PROBLEM TO WORK ON:
Find the string "oněch" in the records. Copy every line it appears in.

___ MATERIAL PROVIDED ___

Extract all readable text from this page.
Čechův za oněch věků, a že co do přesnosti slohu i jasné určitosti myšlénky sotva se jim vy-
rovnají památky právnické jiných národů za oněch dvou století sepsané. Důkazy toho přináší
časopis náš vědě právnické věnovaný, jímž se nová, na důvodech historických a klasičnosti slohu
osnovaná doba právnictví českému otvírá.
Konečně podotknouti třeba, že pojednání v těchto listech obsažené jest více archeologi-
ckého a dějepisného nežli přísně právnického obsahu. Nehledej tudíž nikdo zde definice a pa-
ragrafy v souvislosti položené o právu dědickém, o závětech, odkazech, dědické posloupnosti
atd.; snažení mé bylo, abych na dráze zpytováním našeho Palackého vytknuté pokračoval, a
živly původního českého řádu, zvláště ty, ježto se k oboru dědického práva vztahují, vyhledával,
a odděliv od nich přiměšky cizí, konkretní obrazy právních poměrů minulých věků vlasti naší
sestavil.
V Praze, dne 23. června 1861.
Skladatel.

___

SOLUTION TO THIS EXERCISE:
Čechův za oněch věků, a že co do přesnosti slohu i jasné určitosti myšlénky sotva se jim vy-
rovnají památky právnické jiných národů za oněch dvou století sepsané. Důkazy toho přináší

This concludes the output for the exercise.